◆ Task goal:
Find the line containing "Convert this document image to plain text.". Retype it and every line after it through the end of the entries, exactly as written, with nothing added.

◆ Input data:
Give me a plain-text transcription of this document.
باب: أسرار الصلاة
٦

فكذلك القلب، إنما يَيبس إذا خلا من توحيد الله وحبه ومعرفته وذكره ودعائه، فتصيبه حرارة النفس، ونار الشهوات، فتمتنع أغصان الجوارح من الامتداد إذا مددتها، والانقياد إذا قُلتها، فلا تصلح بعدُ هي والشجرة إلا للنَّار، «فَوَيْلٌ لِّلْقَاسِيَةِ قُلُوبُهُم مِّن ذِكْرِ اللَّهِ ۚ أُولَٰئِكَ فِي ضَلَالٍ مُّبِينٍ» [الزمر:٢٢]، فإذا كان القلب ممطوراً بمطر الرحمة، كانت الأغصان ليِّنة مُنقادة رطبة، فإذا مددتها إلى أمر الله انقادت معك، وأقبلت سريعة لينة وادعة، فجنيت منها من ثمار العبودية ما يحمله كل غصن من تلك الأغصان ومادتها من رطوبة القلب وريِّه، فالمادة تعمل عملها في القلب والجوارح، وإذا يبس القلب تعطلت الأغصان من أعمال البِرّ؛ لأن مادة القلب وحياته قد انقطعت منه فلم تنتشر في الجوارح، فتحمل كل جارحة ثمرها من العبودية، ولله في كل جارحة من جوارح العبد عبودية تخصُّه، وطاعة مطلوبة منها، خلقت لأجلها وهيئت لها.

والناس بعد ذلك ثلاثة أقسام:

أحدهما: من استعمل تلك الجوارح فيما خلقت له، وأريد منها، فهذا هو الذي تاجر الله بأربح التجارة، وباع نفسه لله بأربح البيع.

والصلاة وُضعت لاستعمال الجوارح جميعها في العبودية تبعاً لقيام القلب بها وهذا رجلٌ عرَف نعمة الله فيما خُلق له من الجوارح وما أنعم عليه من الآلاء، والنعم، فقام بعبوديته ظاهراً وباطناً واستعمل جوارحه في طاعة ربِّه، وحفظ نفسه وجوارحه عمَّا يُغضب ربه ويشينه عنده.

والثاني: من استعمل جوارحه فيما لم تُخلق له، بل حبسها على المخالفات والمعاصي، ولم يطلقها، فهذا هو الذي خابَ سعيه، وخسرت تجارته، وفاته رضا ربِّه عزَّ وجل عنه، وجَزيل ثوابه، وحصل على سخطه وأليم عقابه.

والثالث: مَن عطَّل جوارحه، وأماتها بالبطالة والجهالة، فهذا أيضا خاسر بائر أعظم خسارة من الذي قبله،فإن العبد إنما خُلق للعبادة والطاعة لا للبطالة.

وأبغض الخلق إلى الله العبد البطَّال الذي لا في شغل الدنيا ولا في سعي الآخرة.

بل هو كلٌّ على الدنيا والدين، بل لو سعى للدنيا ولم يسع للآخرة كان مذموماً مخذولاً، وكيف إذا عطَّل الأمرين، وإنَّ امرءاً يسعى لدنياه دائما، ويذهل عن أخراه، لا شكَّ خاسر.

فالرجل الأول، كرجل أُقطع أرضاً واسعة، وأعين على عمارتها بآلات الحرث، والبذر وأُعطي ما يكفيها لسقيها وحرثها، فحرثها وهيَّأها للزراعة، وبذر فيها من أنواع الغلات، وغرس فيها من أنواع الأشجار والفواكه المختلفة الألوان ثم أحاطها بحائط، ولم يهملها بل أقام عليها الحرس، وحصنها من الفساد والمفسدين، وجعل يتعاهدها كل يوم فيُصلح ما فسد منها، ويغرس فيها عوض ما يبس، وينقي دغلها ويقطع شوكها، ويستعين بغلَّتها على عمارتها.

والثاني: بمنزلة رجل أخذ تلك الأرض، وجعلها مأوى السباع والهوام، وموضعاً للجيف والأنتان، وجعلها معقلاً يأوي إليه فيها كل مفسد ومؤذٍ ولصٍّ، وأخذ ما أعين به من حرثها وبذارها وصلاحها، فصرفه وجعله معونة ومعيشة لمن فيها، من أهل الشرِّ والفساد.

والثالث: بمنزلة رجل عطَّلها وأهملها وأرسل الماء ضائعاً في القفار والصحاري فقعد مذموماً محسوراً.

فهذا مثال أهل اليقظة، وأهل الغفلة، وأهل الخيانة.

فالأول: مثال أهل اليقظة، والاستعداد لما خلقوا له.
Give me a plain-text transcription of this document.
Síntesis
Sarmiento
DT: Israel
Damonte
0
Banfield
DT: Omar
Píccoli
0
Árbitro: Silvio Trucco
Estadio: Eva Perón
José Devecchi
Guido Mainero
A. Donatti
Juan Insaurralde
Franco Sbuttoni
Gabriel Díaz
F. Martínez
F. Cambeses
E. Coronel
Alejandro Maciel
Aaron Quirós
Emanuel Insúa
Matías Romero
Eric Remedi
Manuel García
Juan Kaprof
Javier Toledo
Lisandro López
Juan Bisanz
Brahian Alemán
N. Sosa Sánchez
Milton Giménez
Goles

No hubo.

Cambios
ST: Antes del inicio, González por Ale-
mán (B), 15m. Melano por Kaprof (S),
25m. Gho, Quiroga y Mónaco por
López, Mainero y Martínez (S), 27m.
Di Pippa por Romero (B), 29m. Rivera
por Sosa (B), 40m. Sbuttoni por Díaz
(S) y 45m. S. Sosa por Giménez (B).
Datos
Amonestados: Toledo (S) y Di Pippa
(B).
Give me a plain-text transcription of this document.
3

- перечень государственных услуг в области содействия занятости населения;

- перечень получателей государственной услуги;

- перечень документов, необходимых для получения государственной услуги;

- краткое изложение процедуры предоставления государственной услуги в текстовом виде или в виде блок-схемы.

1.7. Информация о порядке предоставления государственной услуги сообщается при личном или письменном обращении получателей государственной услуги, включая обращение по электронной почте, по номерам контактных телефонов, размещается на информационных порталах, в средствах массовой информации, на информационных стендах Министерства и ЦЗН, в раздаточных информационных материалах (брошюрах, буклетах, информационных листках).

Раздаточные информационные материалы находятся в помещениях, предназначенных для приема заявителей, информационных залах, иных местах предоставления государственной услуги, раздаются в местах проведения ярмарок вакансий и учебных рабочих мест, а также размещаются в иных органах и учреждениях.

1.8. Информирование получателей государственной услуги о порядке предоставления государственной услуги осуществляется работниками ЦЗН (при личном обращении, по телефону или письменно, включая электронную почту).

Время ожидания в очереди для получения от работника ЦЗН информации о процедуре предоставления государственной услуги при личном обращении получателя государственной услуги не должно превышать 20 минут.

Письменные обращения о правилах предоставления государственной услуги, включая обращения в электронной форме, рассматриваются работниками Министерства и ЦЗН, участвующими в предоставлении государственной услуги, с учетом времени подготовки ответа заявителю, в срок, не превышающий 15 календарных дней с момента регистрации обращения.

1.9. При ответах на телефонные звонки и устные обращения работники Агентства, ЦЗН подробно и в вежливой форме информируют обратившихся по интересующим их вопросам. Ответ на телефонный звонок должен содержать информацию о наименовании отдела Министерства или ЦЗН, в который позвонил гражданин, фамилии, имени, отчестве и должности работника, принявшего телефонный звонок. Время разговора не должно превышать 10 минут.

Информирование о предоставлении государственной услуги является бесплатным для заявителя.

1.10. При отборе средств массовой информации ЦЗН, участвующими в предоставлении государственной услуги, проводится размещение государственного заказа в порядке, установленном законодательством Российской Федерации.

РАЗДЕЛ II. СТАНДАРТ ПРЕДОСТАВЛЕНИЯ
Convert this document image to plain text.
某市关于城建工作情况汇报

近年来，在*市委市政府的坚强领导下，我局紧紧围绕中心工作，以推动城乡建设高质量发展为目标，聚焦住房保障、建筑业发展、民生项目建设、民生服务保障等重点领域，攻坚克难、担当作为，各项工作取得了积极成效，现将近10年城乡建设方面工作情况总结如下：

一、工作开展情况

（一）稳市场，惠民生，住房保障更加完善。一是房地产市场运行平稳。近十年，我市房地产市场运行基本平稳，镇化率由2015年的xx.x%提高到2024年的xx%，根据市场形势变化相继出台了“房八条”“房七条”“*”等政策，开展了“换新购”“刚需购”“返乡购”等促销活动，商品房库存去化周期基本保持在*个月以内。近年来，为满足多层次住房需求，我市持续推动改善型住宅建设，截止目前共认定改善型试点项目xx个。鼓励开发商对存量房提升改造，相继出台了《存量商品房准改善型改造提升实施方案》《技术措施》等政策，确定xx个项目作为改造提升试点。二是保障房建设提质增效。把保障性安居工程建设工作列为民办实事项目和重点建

◆ Solved problem:
Convert this document image to plain text.
某市关于城建工作情况汇报

近年来，在*市委市政府的坚强领导下，我局紧紧围绕中心工作，以推动城乡建设高质量发展为目标，聚焦住房保障、建筑业发展、民生项目建设、民生服务保障等重点领域，攻坚克难、担当作为，各项工作取得了积极成效，现将近10年城乡建设方面工作情况总结如下：

一、工作开展情况

（一）稳市场，惠民生，住房保障更加完善。一是房地产市场运行平稳。近十年，我市房地产市场运行基本平稳，镇化率由2015年的xx.x%提高到2024年的xx%，根据市场形势变化相继出台了“房八条”“房七条”“*”等政策，开展了“换新购”“刚需购”“返乡购”等促销活动，商品房库存去化周期基本保持在*个月以内。近年来，为满足多层次住房需求，我市持续推动改善型住宅建设，截止目前共认定改善型试点项目xx个。鼓励开发商对存量房提升改造，相继出台了《存量商品房准改善型改造提升实施方案》《技术措施》等政策，确定xx个项目作为改造提升试点。二是保障房建设提质增效。把保障性安居工程建设工作列为民办实事项目和重点建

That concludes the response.